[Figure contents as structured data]

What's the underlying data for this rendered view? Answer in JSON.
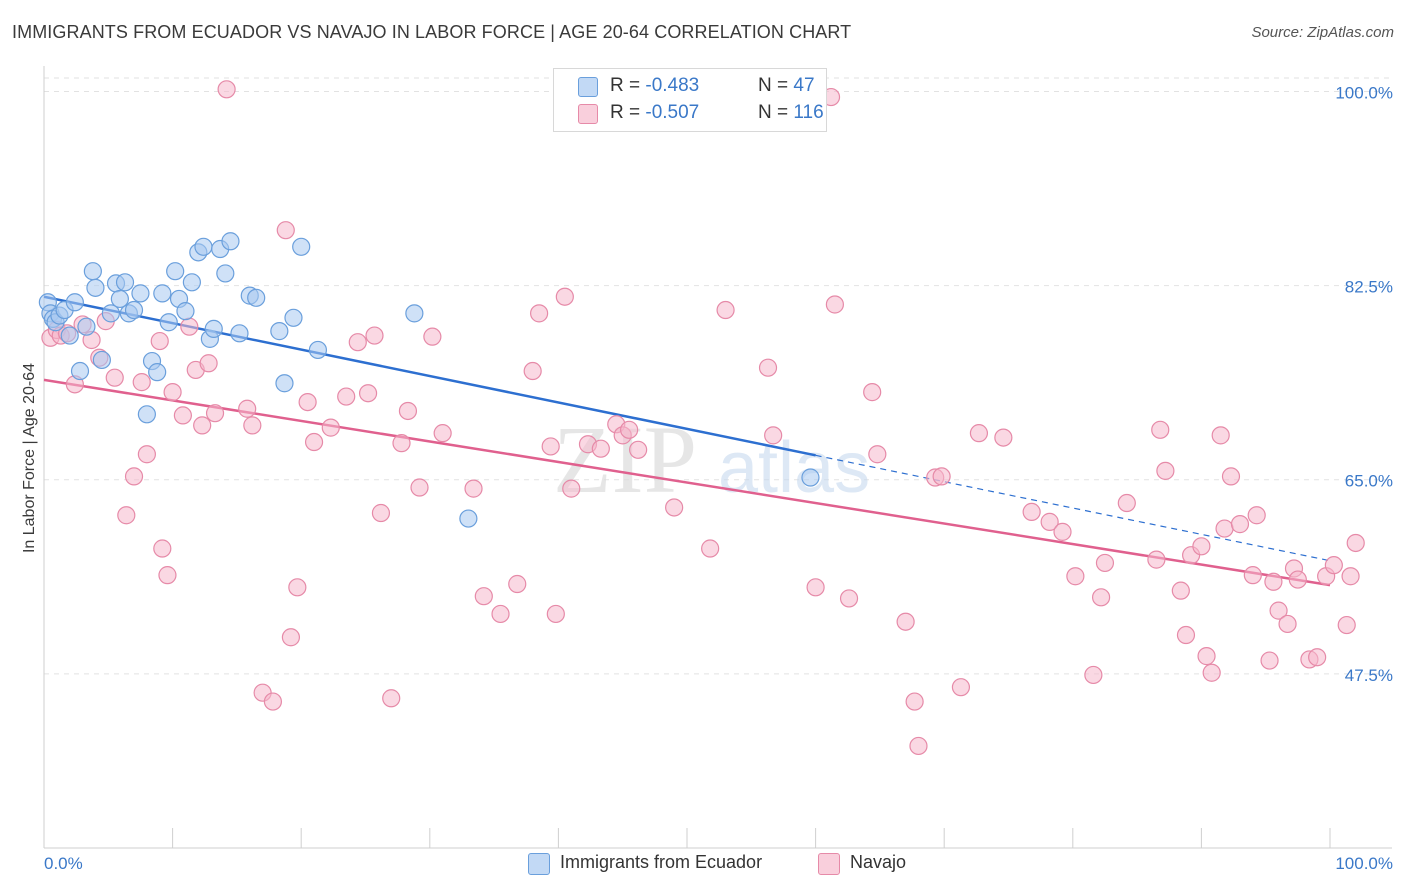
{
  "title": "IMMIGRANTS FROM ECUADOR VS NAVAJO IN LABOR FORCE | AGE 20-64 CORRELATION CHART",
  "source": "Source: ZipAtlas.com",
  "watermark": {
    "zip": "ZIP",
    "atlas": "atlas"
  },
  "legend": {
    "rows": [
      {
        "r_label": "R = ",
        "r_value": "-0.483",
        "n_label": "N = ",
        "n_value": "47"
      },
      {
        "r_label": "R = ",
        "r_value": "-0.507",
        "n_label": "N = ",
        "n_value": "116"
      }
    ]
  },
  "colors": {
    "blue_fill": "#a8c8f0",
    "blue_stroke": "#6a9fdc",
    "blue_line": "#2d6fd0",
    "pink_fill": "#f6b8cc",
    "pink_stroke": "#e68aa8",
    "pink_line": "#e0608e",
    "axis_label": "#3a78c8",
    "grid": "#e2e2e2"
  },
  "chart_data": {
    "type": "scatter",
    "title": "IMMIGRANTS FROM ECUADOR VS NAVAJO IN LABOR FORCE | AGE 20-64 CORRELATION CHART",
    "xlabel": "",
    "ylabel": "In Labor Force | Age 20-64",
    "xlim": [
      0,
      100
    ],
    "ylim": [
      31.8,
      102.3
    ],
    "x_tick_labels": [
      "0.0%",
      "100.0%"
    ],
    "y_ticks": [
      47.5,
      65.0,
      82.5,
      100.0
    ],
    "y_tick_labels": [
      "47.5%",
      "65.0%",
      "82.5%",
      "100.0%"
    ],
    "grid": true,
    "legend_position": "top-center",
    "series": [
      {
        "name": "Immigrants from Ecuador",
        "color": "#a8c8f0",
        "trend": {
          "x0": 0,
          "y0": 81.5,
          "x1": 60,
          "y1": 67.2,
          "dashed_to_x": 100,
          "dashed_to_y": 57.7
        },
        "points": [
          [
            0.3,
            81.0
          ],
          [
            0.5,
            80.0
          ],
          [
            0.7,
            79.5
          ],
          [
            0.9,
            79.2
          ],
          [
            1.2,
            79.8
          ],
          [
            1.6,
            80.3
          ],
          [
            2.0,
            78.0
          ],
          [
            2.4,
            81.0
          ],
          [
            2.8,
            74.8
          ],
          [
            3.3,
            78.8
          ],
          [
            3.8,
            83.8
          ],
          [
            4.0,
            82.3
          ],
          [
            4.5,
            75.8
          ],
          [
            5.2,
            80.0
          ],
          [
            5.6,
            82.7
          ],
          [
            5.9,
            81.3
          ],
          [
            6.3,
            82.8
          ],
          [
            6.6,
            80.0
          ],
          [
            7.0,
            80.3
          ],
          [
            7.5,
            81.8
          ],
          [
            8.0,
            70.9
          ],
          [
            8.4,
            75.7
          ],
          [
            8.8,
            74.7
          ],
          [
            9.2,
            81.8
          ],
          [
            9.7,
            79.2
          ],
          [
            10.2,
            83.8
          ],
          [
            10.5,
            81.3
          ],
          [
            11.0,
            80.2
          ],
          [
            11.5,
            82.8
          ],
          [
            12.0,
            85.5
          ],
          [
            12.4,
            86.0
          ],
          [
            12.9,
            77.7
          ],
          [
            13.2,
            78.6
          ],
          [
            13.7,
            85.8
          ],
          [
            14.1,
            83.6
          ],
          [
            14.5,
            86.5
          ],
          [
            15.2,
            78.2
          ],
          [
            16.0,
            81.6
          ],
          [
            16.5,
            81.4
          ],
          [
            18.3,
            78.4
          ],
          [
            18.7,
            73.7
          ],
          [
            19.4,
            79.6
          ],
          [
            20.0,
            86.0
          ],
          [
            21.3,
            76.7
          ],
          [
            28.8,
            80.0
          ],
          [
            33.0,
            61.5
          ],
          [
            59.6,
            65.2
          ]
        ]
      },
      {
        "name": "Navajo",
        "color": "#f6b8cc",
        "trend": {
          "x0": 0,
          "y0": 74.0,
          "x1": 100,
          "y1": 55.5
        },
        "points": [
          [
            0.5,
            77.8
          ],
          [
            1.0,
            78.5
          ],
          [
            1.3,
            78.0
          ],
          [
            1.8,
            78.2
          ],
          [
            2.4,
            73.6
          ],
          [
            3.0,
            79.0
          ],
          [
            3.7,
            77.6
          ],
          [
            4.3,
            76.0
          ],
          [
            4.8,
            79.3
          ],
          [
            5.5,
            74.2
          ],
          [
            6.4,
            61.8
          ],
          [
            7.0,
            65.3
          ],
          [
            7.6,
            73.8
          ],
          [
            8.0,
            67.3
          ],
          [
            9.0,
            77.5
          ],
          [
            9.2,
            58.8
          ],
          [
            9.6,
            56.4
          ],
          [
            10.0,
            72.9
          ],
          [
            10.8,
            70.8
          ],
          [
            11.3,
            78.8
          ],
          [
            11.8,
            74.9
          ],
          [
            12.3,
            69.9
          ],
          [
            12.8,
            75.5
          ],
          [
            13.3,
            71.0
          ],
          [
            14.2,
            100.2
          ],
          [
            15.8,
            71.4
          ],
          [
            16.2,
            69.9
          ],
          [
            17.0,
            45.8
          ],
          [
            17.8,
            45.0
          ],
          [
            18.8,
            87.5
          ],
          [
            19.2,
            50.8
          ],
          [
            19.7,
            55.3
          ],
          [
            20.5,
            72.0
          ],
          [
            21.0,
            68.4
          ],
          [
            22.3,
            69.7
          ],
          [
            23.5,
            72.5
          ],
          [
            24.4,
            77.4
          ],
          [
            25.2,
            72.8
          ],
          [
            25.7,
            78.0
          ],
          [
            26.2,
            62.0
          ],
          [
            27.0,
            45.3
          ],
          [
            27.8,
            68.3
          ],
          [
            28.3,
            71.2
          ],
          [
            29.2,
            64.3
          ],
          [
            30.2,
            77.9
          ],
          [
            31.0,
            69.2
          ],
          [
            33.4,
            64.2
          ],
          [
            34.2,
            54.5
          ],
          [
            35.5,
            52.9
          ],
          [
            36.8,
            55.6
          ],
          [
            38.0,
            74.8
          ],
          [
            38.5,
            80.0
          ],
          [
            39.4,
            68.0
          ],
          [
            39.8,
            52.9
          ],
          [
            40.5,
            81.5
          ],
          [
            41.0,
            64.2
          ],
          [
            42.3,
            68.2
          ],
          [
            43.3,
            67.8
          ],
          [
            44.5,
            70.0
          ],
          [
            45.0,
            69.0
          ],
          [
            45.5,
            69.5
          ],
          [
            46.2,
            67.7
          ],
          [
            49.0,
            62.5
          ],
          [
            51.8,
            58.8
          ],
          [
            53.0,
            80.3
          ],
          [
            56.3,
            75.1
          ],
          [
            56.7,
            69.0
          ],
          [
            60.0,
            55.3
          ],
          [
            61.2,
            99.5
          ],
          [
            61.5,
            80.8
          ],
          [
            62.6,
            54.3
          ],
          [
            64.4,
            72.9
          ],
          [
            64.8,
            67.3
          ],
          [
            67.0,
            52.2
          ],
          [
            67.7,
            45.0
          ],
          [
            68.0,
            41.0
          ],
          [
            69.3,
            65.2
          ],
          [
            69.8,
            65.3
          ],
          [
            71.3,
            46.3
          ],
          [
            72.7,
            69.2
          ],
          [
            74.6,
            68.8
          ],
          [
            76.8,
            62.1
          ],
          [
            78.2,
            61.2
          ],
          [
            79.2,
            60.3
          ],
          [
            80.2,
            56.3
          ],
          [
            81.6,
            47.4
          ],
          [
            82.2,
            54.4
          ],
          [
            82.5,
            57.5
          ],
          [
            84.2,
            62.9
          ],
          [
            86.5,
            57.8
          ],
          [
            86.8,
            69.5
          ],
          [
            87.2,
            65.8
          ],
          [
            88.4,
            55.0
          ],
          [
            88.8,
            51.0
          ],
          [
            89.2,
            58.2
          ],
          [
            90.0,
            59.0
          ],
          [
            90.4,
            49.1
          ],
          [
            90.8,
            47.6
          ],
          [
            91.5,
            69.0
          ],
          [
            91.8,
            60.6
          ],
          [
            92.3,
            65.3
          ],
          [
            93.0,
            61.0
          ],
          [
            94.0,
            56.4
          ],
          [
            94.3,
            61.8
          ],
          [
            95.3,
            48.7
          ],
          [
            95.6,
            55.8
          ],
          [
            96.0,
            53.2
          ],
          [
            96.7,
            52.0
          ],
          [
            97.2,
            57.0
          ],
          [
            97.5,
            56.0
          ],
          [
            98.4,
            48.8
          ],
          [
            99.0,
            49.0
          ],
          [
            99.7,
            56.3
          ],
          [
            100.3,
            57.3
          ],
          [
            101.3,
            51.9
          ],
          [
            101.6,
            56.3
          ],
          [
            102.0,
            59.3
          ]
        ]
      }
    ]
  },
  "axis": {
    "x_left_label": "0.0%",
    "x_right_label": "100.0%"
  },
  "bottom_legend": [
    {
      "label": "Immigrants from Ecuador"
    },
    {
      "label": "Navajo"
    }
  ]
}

* * *

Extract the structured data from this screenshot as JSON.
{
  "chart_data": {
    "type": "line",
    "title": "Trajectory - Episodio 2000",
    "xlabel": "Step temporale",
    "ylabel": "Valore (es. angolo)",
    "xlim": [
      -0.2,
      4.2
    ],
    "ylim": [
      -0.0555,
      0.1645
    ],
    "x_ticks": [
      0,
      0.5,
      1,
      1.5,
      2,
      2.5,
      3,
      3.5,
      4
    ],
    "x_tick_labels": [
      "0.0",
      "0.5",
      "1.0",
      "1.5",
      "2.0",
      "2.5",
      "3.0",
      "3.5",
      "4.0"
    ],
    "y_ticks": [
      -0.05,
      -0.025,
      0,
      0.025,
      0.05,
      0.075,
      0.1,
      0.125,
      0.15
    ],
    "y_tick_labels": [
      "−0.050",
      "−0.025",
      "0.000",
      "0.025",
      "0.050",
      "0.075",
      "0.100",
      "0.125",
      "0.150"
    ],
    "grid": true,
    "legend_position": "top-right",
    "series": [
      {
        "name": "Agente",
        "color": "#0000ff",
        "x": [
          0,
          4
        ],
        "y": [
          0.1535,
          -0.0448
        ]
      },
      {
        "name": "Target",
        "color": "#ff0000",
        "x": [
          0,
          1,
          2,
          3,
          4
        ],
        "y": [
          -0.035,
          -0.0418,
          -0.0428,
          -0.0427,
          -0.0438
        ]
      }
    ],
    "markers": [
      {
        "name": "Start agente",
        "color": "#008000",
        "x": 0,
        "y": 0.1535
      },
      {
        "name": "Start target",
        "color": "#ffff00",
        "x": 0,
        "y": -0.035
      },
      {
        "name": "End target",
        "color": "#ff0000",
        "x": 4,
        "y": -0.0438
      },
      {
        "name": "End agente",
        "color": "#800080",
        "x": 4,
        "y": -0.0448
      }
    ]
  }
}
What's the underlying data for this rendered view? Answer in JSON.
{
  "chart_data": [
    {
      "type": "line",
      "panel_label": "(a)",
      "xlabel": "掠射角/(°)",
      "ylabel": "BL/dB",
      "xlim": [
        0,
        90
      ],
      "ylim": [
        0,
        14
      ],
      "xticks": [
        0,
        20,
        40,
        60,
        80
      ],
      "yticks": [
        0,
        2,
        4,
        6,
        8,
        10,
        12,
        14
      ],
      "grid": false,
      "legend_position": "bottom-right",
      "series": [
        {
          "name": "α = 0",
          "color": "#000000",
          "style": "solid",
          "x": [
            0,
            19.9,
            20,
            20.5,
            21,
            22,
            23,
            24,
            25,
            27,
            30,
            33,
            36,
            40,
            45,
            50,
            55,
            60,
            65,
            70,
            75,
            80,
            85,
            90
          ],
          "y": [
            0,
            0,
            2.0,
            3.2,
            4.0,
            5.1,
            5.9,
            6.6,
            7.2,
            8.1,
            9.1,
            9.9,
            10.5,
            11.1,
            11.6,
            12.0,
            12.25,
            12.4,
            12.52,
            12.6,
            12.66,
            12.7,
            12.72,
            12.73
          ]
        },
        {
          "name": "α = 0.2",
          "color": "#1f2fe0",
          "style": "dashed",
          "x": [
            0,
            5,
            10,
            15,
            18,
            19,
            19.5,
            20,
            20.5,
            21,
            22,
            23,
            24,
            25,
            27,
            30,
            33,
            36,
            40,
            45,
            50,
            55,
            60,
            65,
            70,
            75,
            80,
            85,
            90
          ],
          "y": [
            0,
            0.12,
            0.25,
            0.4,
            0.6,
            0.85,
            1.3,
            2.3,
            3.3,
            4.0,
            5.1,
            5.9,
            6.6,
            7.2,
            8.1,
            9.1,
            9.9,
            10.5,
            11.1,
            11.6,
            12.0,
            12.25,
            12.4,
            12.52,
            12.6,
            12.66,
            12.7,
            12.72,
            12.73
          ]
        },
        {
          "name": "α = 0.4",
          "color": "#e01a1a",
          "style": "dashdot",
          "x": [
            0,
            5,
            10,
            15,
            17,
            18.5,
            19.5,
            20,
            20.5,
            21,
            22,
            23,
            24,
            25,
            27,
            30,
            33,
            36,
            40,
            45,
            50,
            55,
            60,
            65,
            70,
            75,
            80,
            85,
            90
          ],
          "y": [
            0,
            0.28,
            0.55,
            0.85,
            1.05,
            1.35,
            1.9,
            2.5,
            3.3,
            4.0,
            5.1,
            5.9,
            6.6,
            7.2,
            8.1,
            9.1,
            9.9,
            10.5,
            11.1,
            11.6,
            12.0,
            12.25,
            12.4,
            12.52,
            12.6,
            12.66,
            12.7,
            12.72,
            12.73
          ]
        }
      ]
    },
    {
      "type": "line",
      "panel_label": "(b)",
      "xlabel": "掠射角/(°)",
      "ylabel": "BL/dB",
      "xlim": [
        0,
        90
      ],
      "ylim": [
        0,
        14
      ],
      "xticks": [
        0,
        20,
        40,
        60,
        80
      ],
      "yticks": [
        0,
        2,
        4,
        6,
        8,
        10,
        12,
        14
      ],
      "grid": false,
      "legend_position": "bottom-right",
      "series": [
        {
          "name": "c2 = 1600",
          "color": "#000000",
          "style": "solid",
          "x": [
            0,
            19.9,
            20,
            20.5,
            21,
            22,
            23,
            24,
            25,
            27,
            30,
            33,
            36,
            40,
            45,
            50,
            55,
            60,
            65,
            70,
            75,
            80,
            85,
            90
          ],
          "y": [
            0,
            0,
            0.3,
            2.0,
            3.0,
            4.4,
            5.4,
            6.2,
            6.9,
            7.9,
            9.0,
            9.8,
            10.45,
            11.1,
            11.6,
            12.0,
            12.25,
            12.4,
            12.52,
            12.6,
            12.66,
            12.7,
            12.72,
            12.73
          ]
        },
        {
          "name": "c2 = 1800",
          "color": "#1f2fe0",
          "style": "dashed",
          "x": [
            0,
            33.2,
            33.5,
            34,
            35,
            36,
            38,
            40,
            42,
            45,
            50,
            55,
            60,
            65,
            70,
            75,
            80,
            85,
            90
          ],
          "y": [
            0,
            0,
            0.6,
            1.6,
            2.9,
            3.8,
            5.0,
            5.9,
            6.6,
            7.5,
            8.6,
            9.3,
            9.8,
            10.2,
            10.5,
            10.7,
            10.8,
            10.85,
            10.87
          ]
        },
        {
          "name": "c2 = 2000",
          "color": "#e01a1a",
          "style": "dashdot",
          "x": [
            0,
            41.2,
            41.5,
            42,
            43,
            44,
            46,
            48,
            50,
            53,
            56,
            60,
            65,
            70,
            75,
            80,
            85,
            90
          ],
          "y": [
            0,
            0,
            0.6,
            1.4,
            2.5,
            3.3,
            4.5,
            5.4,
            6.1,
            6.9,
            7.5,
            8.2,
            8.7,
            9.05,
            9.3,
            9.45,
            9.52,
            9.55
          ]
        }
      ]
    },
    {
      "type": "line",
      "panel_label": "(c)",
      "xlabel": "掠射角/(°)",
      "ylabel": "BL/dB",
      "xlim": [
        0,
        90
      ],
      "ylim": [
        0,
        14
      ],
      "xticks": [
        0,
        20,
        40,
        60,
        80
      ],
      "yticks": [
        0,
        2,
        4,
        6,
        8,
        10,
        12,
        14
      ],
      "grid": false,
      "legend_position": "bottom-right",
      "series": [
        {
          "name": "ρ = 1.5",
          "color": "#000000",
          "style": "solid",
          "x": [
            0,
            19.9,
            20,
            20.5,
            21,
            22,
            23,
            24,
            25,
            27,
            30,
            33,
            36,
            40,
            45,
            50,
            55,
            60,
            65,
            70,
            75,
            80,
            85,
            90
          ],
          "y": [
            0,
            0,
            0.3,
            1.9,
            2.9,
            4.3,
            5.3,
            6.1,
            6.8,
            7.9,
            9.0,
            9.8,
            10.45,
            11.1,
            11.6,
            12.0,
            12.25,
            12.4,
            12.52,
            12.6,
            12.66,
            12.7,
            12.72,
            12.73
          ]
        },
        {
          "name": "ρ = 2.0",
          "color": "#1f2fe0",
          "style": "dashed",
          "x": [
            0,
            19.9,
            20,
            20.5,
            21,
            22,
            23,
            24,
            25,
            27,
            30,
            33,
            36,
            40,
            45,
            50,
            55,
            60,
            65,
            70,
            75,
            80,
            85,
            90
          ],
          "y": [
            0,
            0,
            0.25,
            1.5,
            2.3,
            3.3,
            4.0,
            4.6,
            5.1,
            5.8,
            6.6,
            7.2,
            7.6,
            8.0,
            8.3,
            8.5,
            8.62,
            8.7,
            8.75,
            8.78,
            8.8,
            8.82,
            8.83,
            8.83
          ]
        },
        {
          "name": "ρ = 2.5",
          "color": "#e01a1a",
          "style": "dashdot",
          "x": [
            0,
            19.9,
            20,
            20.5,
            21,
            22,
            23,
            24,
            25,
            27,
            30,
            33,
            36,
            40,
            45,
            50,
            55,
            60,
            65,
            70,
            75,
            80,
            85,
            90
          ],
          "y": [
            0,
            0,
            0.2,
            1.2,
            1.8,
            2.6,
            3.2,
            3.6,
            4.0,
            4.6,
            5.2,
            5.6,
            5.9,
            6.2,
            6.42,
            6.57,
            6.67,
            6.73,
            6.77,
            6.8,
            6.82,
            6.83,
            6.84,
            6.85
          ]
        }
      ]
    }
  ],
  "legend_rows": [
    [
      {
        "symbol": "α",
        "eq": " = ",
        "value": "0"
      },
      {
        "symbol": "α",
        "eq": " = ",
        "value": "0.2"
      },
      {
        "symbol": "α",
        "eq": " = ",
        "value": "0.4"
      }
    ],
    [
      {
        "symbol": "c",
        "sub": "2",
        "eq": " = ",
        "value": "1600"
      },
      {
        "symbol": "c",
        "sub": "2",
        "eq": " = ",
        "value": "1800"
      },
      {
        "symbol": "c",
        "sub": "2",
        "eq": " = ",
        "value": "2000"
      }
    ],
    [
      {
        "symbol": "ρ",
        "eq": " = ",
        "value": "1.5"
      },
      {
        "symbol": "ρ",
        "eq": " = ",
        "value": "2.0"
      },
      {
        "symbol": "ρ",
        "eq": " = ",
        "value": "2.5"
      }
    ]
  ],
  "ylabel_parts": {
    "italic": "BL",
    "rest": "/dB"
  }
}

* **Request**
Extract each line from the listing that holds the word "Start".

* **Answer in full**
        "name": "Start agente",
        "name": "Start target",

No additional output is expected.